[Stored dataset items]
◆ ◆ ◆

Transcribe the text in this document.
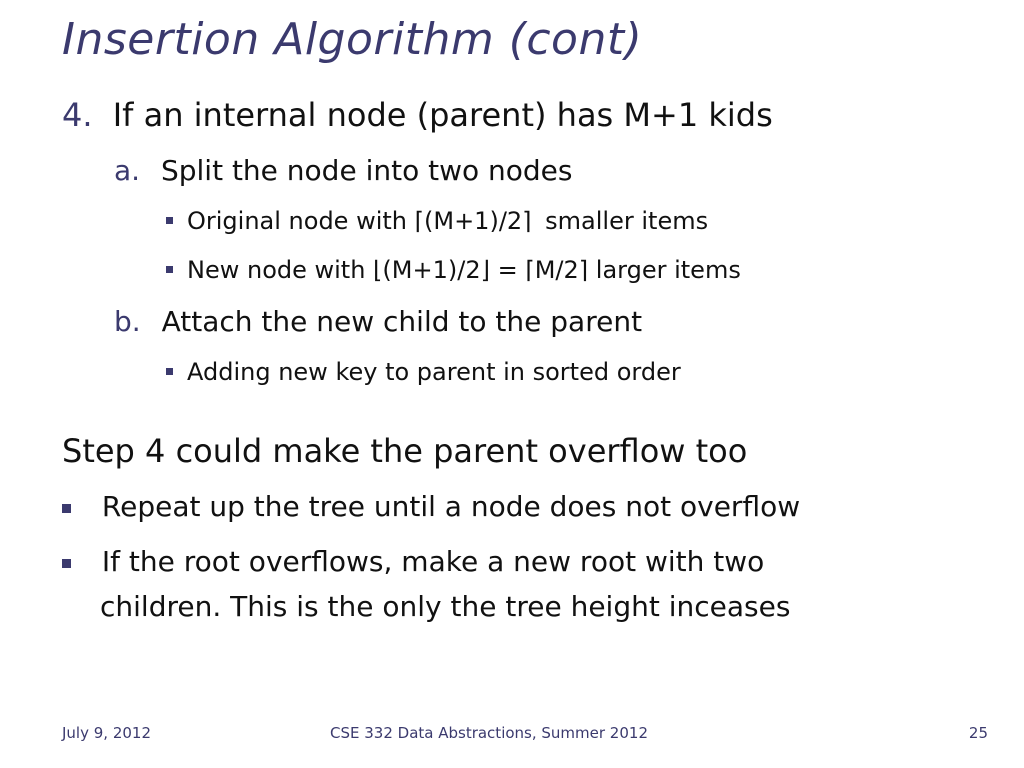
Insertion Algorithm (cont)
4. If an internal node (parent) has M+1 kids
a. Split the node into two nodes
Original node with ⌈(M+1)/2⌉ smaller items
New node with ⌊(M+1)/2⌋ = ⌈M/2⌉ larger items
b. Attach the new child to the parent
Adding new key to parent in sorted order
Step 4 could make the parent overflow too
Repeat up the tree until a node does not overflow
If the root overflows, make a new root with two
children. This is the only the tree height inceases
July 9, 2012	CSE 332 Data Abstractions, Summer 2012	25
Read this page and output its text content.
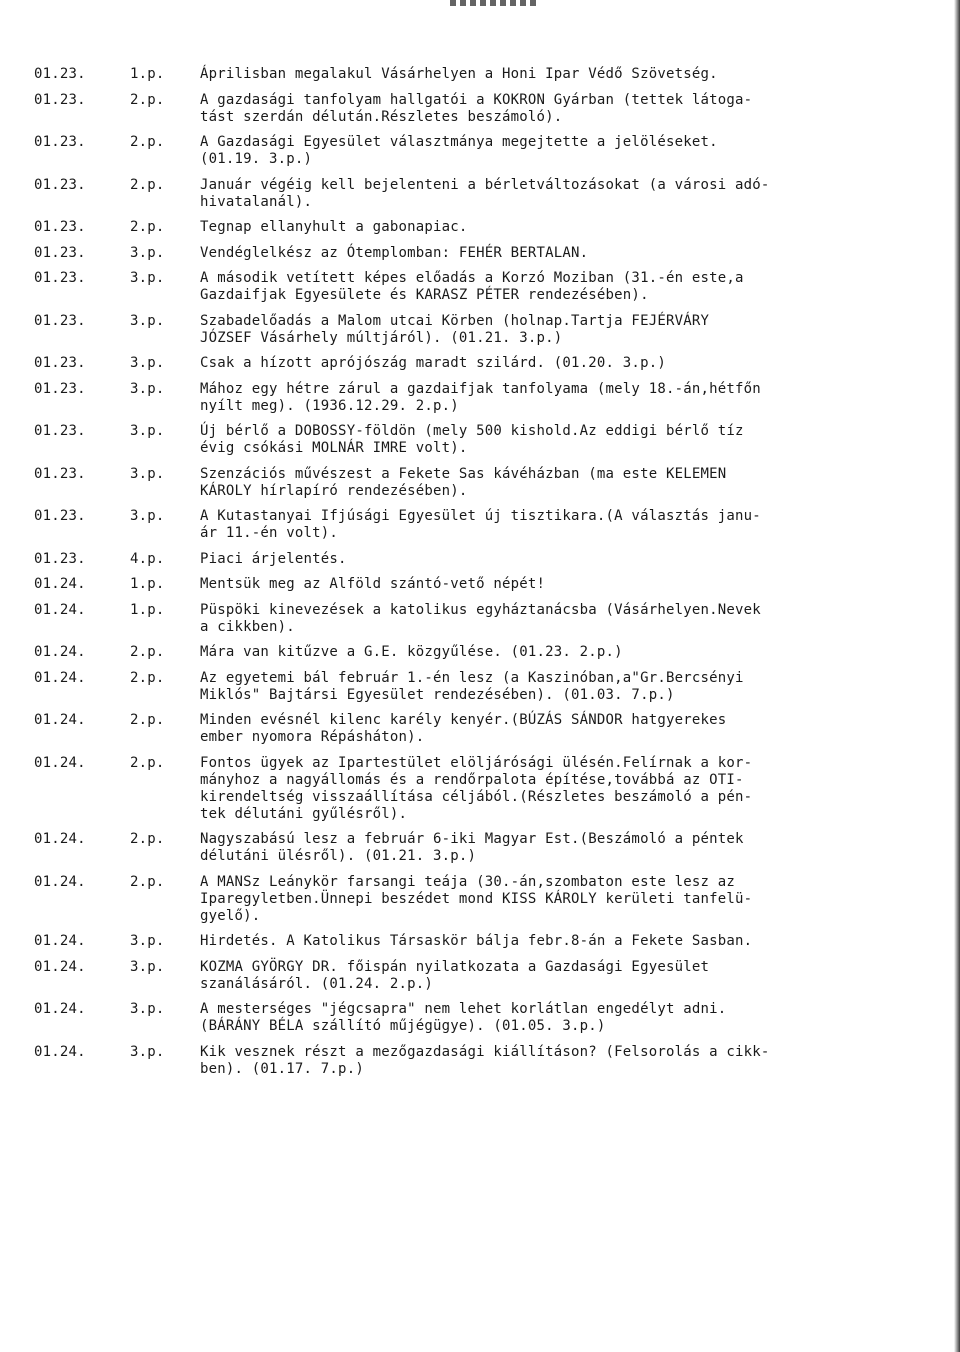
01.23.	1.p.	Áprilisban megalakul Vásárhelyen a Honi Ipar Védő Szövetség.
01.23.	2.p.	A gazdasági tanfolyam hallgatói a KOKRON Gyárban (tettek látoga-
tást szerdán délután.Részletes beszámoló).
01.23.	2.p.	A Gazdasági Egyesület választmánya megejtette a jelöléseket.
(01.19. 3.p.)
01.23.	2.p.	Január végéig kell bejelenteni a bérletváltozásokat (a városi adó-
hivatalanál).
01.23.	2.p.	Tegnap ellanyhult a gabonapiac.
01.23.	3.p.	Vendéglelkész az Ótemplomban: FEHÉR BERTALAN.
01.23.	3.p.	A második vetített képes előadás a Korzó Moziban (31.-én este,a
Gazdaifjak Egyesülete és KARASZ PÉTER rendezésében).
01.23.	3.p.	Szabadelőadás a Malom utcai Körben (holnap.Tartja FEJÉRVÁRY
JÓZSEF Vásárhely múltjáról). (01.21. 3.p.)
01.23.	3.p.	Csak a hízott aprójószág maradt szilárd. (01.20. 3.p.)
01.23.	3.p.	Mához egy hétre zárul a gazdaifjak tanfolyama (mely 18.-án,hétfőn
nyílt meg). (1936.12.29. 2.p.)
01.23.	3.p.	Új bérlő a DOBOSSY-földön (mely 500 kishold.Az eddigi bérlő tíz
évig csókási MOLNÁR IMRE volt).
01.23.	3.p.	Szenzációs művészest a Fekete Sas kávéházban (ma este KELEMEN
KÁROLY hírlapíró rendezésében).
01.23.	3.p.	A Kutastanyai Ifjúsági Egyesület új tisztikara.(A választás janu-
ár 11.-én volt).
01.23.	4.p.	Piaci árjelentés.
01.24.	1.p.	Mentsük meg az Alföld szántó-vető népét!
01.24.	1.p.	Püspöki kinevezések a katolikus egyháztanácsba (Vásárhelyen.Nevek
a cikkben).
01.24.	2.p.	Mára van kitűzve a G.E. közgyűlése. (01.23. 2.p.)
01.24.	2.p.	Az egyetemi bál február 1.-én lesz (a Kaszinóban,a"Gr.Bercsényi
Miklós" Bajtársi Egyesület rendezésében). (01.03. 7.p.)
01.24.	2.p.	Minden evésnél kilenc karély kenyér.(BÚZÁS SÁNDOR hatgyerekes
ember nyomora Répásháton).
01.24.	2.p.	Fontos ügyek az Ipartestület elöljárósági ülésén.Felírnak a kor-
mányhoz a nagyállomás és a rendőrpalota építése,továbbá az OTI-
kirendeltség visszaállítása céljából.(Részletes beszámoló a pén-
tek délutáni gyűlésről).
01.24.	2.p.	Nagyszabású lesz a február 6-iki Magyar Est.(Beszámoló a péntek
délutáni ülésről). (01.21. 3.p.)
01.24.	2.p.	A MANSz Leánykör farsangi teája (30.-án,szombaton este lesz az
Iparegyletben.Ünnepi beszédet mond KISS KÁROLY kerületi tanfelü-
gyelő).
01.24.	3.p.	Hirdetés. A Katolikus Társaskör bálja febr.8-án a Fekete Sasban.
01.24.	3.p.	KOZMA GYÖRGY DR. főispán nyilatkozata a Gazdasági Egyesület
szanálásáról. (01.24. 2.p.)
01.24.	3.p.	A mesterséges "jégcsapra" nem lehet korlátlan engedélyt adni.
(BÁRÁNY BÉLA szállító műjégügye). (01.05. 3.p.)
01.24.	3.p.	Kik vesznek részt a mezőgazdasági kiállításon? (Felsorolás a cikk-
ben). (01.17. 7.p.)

◆ ◆ ◆

REQUIRED WORK: How many lines in the records above contain the word "mely"? Reply with the number and nothing more.

SOLUTION TO THE PROBLEM: 2